BEGIN Selection

# Preprocess the ubyte files into images

In [22]:
import gzip
import csv
import numpy as np
import cv2 as cv
import os

In [23]:
LAB_PATH=os.path.abspath(os.curdir)
DATASET_PATH=os.path.join(LAB_PATH,"datasets","byclass","data")
train_data_filename = os.path.join(DATASET_PATH,"emnist-byclass-train-images-idx3-ubyte.gz")
train_labels_filename= os.path.join(DATASET_PATH,"emnist-byclass-train-labels-idx1-ubyte.gz")
test_data_filename =os.path.join(DATASET_PATH,"emnist-byclass-test-images-idx3-ubyte.gz")
test_labels_filename = os.path.join(DATASET_PATH,"emnist-byclass-test-labels-idx1-ubyte.gz")


In [24]:
try:
    os.makedirs("train")
except:
    pass

In [25]:
try:
    os.makedirs("test")
except:
    pass

In [26]:
def extract_data(filename, num_images):
    """Extract the images into a 4D tensor [image index, y, x, channels].
    Values are rescaled from [0, 255] down to [-0.5, 0.5].
    """
    print('Extracting', filename)
    with gzip.open(filename) as bytestream:
        bytestream.read(16)
        buf = bytestream.read(28 * 28 * num_images)

END Selection

Transcribe the code from the notebook on preprocessing ubyte files into images, beginning at the words "Values are rescaled" and stopping after "28 * num_images)".

BEGIN Entries shown

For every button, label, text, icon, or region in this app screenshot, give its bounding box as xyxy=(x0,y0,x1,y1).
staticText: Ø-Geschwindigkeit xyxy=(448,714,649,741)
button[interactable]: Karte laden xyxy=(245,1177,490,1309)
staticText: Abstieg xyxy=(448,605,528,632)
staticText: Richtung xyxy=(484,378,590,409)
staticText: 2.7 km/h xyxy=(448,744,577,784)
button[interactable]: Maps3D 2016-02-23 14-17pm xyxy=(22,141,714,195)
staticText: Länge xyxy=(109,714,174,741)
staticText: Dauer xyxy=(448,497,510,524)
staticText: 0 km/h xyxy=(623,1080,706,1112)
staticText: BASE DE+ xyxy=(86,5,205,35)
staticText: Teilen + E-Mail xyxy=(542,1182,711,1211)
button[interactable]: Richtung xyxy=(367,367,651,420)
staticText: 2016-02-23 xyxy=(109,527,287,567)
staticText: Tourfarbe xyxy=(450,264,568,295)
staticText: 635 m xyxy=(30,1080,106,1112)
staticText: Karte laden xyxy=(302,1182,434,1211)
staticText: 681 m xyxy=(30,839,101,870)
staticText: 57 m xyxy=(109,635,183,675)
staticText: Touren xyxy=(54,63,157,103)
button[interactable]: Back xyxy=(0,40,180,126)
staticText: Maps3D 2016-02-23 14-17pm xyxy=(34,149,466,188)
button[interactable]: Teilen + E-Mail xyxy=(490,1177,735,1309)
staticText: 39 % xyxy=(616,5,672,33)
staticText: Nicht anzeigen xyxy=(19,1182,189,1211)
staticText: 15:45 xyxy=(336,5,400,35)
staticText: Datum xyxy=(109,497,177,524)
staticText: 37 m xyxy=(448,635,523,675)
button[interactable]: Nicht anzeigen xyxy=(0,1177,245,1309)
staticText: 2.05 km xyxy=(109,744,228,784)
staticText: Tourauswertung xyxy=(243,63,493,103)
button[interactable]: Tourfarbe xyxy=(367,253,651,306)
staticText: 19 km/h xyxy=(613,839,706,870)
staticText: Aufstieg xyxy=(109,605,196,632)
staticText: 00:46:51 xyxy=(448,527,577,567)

END Entries shown

Result below:
Values are rescaled from [0, 255] down to [-0.5, 0.5].
    """
    print('Extracting', filename)
    with gzip.open(filename) as bytestream:
        bytestream.read(16)
        buf = bytestream.read(28 * 28 * num_images)